::: DATA FOR THE TASK :::
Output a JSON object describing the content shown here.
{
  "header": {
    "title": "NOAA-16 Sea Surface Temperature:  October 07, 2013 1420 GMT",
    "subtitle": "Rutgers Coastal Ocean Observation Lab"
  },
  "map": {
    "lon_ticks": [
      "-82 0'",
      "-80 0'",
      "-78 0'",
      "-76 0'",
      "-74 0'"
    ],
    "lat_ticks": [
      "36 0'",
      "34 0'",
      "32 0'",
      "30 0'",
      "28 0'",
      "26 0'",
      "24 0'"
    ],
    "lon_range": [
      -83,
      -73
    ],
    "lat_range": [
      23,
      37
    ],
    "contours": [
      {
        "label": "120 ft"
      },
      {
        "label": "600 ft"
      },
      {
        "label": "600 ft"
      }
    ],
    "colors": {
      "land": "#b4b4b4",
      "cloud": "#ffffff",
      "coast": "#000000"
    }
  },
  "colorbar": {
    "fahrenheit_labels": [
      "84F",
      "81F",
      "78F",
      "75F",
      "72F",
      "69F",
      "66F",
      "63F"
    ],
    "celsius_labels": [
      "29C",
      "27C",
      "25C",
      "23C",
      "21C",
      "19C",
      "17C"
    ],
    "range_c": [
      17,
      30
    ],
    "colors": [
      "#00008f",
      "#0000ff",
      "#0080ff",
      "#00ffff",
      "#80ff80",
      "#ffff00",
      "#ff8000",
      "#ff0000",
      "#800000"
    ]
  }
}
:::
* [TASK DIRECTIONS] Transcribe every line of the data, exactly as it stands.

* [SOLUTION]
Output a JSON object describing the content shown here.
{
  "header": {
    "title": "NOAA-16 Sea Surface Temperature:  October 07, 2013 1420 GMT",
    "subtitle": "Rutgers Coastal Ocean Observation Lab"
  },
  "map": {
    "lon_ticks": [
      "-82 0'",
      "-80 0'",
      "-78 0'",
      "-76 0'",
      "-74 0'"
    ],
    "lat_ticks": [
      "36 0'",
      "34 0'",
      "32 0'",
      "30 0'",
      "28 0'",
      "26 0'",
      "24 0'"
    ],
    "lon_range": [
      -83,
      -73
    ],
    "lat_range": [
      23,
      37
    ],
    "contours": [
      {
        "label": "120 ft"
      },
      {
        "label": "600 ft"
      },
      {
        "label": "600 ft"
      }
    ],
    "colors": {
      "land": "#b4b4b4",
      "cloud": "#ffffff",
      "coast": "#000000"
    }
  },
  "colorbar": {
    "fahrenheit_labels": [
      "84F",
      "81F",
      "78F",
      "75F",
      "72F",
      "69F",
      "66F",
      "63F"
    ],
    "celsius_labels": [
      "29C",
      "27C",
      "25C",
      "23C",
      "21C",
      "19C",
      "17C"
    ],
    "range_c": [
      17,
      30
    ],
    "colors": [
      "#00008f",
      "#0000ff",
      "#0080ff",
      "#00ffff",
      "#80ff80",
      "#ffff00",
      "#ff8000",
      "#ff0000",
      "#800000"
    ]
  }
}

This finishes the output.